— Start Entries provided —

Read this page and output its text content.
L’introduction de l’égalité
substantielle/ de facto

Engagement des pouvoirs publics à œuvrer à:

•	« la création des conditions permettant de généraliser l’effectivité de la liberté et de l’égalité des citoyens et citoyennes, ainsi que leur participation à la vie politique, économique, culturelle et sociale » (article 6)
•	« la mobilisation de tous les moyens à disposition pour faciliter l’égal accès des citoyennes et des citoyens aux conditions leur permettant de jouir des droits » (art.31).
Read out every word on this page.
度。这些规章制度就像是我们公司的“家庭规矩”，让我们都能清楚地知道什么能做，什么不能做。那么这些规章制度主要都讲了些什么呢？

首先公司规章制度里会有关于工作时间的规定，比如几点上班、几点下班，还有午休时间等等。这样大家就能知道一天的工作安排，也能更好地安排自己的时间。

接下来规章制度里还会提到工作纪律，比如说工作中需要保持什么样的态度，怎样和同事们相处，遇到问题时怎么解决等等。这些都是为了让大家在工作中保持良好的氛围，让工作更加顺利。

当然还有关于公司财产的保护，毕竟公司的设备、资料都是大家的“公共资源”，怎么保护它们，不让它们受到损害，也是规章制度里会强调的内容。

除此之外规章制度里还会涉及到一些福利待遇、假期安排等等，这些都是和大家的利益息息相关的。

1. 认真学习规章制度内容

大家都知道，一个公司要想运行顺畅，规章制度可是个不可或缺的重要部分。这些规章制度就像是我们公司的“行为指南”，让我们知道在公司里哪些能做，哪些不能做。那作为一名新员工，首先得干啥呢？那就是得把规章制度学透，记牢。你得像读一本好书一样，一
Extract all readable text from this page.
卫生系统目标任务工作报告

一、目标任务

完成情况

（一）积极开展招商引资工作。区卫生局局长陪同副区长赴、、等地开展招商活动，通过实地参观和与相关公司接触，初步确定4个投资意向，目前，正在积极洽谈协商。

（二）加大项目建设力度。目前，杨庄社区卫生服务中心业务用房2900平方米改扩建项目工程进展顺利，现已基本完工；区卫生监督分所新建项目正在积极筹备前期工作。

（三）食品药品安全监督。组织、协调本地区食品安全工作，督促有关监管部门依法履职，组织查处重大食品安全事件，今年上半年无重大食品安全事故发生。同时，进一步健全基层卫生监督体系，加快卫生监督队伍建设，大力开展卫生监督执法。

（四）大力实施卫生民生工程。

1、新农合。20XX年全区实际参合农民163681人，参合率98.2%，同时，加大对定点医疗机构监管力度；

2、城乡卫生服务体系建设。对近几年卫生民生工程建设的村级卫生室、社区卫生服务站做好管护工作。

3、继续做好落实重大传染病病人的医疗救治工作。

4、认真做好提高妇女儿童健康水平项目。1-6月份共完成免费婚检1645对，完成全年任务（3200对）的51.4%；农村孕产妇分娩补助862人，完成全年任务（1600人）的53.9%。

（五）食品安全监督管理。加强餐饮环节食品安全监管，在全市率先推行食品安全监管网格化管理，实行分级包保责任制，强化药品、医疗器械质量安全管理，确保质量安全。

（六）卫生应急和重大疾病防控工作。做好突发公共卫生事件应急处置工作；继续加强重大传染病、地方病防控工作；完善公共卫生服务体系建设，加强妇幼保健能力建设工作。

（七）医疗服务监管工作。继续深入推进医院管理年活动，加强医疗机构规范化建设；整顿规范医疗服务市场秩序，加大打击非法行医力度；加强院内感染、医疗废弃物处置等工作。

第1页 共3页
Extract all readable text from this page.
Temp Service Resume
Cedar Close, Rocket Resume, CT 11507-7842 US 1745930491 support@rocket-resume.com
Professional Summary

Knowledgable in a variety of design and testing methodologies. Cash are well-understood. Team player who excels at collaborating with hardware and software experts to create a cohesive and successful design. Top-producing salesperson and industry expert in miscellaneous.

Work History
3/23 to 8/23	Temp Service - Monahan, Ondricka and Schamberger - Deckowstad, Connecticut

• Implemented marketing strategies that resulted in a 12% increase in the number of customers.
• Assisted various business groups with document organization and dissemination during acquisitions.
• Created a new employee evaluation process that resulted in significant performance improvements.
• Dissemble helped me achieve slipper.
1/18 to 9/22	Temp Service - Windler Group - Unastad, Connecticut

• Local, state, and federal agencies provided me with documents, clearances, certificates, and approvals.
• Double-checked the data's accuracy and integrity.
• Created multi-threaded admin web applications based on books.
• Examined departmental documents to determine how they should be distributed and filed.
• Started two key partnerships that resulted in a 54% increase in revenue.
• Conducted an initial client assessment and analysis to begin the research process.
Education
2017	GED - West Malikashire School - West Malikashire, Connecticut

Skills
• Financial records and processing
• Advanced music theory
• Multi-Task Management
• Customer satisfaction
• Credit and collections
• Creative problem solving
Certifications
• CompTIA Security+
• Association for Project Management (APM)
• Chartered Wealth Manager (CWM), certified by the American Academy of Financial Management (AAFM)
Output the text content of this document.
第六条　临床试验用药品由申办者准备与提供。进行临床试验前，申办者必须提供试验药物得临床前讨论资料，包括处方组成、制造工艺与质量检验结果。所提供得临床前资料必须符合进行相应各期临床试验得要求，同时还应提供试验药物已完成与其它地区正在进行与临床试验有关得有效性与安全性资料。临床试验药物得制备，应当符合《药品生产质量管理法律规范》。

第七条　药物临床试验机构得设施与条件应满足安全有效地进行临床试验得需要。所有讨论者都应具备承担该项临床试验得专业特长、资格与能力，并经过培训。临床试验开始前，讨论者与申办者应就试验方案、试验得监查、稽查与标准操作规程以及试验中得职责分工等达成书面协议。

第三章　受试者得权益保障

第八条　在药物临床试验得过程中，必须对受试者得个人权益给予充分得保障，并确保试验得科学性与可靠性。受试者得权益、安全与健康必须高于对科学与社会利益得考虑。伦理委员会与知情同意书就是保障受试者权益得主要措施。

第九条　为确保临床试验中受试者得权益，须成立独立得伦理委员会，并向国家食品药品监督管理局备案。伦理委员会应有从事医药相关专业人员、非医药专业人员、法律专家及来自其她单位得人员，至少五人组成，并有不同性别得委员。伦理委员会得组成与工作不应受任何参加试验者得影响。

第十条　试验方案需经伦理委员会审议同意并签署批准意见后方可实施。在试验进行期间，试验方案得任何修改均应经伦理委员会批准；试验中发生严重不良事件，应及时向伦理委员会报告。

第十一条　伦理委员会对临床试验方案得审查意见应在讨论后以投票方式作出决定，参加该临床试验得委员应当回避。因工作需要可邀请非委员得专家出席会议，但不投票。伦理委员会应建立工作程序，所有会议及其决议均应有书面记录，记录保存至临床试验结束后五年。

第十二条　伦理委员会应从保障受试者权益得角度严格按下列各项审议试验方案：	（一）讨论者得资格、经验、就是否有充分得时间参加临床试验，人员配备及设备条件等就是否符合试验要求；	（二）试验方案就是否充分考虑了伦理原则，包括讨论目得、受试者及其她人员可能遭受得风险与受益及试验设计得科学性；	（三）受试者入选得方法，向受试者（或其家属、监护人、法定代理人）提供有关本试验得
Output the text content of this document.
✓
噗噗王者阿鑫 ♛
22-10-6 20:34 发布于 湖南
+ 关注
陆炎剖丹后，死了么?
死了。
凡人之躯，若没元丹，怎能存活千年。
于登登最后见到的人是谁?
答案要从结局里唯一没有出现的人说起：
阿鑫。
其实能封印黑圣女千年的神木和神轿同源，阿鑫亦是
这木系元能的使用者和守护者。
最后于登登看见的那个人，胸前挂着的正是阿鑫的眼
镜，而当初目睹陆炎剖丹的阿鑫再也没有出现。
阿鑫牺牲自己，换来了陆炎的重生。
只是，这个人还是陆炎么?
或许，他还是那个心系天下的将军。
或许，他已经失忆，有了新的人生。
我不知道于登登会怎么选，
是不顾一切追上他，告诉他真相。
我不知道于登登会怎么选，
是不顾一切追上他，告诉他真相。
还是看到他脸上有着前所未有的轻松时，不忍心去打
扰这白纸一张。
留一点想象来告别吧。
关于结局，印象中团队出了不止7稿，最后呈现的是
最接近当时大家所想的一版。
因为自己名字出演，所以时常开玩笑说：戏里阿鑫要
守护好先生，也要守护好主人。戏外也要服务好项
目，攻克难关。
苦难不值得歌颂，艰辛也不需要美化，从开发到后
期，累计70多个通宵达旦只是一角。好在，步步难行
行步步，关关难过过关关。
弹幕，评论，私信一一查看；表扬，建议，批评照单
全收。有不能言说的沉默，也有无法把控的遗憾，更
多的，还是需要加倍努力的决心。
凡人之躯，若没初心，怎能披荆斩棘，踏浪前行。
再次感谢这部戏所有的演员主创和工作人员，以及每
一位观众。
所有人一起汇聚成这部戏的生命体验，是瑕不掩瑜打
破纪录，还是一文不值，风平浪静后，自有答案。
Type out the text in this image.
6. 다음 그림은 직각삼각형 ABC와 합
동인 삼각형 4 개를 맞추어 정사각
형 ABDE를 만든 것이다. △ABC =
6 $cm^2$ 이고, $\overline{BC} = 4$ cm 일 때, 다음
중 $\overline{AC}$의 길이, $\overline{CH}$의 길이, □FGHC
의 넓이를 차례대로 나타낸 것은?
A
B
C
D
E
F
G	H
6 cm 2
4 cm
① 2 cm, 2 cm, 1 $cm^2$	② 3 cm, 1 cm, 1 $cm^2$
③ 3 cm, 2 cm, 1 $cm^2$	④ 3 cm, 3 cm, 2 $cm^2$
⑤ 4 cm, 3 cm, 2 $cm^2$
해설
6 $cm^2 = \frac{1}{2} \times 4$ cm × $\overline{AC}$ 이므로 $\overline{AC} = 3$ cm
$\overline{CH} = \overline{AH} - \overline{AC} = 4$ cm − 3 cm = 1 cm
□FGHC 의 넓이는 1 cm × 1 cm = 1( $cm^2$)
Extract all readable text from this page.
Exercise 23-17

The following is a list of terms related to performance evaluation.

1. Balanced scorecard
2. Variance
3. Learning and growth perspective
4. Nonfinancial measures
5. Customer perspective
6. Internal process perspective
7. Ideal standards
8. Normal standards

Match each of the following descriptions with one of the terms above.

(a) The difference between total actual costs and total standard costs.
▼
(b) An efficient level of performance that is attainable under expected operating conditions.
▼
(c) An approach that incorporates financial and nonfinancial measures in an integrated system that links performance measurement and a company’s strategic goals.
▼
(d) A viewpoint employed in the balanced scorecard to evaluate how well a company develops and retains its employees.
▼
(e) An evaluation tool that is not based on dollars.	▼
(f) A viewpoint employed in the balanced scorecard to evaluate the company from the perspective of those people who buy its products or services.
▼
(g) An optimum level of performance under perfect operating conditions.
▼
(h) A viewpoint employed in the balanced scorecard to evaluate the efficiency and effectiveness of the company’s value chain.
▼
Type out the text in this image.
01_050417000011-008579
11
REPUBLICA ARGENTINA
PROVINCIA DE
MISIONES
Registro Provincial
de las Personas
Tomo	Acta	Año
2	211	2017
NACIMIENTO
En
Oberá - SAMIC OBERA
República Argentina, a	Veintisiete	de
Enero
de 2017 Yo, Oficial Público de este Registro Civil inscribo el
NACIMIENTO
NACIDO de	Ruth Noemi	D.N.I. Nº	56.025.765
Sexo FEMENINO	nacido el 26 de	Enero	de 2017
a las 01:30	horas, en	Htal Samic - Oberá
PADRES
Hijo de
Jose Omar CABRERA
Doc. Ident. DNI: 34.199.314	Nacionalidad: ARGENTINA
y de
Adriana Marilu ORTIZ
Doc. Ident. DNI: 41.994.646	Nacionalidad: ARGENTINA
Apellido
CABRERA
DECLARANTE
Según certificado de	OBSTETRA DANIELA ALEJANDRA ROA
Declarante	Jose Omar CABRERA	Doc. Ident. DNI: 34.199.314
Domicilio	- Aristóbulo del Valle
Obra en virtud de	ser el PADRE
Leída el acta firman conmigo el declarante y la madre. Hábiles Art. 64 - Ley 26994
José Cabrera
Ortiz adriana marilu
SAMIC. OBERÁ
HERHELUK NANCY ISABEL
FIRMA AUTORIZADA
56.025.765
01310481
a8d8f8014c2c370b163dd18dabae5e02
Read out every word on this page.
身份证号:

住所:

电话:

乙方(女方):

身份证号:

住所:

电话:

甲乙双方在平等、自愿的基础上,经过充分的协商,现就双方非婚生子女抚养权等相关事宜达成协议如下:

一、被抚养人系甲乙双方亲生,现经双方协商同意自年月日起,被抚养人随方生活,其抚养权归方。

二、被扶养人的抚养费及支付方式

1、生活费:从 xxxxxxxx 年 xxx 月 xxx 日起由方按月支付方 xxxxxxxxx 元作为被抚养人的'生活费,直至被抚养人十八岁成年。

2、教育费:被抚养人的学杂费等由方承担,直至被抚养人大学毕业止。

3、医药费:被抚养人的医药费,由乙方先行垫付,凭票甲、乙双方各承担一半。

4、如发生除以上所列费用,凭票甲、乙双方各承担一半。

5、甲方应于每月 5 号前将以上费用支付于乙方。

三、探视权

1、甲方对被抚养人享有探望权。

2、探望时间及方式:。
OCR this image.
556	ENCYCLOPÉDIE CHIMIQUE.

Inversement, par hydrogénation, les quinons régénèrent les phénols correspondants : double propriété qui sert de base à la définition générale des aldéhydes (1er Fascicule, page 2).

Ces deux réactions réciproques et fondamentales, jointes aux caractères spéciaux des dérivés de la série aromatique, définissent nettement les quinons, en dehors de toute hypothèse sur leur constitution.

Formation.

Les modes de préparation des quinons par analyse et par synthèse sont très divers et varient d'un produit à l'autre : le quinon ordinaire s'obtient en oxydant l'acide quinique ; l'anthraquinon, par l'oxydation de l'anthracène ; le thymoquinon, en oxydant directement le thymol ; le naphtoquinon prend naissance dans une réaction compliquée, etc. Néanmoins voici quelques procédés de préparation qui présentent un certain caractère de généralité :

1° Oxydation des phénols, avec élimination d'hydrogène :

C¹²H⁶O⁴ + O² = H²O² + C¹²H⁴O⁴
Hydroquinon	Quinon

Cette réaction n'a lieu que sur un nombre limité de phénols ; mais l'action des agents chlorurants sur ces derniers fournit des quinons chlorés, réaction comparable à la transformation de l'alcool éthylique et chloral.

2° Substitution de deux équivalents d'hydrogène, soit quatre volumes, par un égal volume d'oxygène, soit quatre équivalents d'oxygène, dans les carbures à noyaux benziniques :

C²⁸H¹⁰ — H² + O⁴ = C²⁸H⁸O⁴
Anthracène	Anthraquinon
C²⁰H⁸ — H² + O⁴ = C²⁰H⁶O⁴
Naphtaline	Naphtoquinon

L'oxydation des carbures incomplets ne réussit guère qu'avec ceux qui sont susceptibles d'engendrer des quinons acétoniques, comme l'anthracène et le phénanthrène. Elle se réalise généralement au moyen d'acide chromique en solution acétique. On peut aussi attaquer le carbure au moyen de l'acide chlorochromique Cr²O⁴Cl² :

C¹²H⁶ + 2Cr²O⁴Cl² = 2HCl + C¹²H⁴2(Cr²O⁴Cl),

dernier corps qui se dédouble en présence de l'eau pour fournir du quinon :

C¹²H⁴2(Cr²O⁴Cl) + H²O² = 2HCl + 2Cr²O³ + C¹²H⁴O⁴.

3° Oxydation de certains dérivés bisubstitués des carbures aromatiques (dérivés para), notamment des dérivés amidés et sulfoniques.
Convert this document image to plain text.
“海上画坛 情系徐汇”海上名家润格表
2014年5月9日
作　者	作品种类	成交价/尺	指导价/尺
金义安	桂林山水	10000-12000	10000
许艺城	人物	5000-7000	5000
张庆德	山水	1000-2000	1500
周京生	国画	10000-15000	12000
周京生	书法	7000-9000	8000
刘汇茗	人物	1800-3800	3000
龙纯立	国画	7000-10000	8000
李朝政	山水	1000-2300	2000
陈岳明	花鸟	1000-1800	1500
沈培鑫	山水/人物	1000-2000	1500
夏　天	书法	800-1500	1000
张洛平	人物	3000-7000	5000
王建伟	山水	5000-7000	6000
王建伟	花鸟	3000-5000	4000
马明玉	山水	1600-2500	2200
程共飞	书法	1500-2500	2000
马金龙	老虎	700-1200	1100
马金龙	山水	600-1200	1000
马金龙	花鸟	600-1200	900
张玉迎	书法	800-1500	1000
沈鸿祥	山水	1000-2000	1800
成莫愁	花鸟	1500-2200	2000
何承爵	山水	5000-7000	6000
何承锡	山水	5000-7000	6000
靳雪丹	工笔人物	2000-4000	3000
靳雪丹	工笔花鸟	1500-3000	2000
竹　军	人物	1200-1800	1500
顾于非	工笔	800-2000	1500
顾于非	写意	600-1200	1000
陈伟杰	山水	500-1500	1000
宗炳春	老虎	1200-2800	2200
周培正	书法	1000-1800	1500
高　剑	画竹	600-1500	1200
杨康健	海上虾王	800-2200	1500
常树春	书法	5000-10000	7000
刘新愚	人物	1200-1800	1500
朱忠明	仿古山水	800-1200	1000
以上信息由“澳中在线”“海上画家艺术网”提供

— End Entries provided —

**Written request:** Show all lines from the listing above in which "level" appears.

**Response:**
(b) An efficient level of performance that is attainable under expected operating conditions.
(g) An optimum level of performance under perfect operating conditions.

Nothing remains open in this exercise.